Description of the task: The listing below should be written out exactly; please include all of it.

· · · ·

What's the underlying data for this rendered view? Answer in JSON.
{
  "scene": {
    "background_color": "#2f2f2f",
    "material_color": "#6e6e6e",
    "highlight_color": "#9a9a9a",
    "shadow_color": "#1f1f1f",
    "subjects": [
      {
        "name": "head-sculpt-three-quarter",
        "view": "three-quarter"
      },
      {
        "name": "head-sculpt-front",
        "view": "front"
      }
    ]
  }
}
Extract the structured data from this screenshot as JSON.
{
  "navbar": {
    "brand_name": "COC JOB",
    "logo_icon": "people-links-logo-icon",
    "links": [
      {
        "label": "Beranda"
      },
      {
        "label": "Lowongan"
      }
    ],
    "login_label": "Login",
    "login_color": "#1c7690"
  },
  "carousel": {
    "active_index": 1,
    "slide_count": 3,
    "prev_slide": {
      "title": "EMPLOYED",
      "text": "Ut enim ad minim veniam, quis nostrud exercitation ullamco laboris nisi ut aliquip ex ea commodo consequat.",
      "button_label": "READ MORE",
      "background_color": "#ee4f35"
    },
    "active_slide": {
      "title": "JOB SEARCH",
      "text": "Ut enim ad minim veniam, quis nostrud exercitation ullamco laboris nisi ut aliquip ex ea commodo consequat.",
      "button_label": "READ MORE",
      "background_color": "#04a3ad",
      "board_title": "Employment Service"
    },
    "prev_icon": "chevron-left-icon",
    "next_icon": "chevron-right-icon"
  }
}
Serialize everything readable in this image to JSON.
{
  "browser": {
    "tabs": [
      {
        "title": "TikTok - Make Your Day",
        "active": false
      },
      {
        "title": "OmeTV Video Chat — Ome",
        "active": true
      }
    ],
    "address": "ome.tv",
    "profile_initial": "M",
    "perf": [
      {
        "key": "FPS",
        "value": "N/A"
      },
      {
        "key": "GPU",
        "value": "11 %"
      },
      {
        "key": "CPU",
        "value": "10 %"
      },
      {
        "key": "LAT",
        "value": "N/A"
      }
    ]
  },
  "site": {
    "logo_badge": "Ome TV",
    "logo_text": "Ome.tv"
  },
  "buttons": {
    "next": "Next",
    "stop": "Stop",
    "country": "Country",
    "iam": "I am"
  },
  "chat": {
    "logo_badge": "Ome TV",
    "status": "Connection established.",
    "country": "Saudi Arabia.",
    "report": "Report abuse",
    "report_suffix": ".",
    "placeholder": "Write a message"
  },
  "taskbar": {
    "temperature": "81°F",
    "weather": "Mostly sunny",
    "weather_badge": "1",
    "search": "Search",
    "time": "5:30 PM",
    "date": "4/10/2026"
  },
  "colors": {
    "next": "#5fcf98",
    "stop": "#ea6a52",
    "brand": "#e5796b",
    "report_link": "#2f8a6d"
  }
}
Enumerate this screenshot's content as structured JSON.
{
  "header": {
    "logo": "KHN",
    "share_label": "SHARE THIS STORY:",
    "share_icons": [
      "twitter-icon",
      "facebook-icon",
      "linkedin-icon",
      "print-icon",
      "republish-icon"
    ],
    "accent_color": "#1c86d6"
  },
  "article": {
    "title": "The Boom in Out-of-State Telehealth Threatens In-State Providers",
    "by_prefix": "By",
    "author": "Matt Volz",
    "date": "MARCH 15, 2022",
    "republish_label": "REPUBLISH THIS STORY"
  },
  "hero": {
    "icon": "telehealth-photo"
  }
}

· · · ·

Correct result:
What's the underlying data for this rendered view? Answer in JSON.
{
  "scene": {
    "background_color": "#2f2f2f",
    "material_color": "#6e6e6e",
    "highlight_color": "#9a9a9a",
    "shadow_color": "#1f1f1f",
    "subjects": [
      {
        "name": "head-sculpt-three-quarter",
        "view": "three-quarter"
      },
      {
        "name": "head-sculpt-front",
        "view": "front"
      }
    ]
  }
}
Extract the structured data from this screenshot as JSON.
{
  "navbar": {
    "brand_name": "COC JOB",
    "logo_icon": "people-links-logo-icon",
    "links": [
      {
        "label": "Beranda"
      },
      {
        "label": "Lowongan"
      }
    ],
    "login_label": "Login",
    "login_color": "#1c7690"
  },
  "carousel": {
    "active_index": 1,
    "slide_count": 3,
    "prev_slide": {
      "title": "EMPLOYED",
      "text": "Ut enim ad minim veniam, quis nostrud exercitation ullamco laboris nisi ut aliquip ex ea commodo consequat.",
      "button_label": "READ MORE",
      "background_color": "#ee4f35"
    },
    "active_slide": {
      "title": "JOB SEARCH",
      "text": "Ut enim ad minim veniam, quis nostrud exercitation ullamco laboris nisi ut aliquip ex ea commodo consequat.",
      "button_label": "READ MORE",
      "background_color": "#04a3ad",
      "board_title": "Employment Service"
    },
    "prev_icon": "chevron-left-icon",
    "next_icon": "chevron-right-icon"
  }
}
Serialize everything readable in this image to JSON.
{
  "browser": {
    "tabs": [
      {
        "title": "TikTok - Make Your Day",
        "active": false
      },
      {
        "title": "OmeTV Video Chat — Ome",
        "active": true
      }
    ],
    "address": "ome.tv",
    "profile_initial": "M",
    "perf": [
      {
        "key": "FPS",
        "value": "N/A"
      },
      {
        "key": "GPU",
        "value": "11 %"
      },
      {
        "key": "CPU",
        "value": "10 %"
      },
      {
        "key": "LAT",
        "value": "N/A"
      }
    ]
  },
  "site": {
    "logo_badge": "Ome TV",
    "logo_text": "Ome.tv"
  },
  "buttons": {
    "next": "Next",
    "stop": "Stop",
    "country": "Country",
    "iam": "I am"
  },
  "chat": {
    "logo_badge": "Ome TV",
    "status": "Connection established.",
    "country": "Saudi Arabia.",
    "report": "Report abuse",
    "report_suffix": ".",
    "placeholder": "Write a message"
  },
  "taskbar": {
    "temperature": "81°F",
    "weather": "Mostly sunny",
    "weather_badge": "1",
    "search": "Search",
    "time": "5:30 PM",
    "date": "4/10/2026"
  },
  "colors": {
    "next": "#5fcf98",
    "stop": "#ea6a52",
    "brand": "#e5796b",
    "report_link": "#2f8a6d"
  }
}
Enumerate this screenshot's content as structured JSON.
{
  "header": {
    "logo": "KHN",
    "share_label": "SHARE THIS STORY:",
    "share_icons": [
      "twitter-icon",
      "facebook-icon",
      "linkedin-icon",
      "print-icon",
      "republish-icon"
    ],
    "accent_color": "#1c86d6"
  },
  "article": {
    "title": "The Boom in Out-of-State Telehealth Threatens In-State Providers",
    "by_prefix": "By",
    "author": "Matt Volz",
    "date": "MARCH 15, 2022",
    "republish_label": "REPUBLISH THIS STORY"
  },
  "hero": {
    "icon": "telehealth-photo"
  }
}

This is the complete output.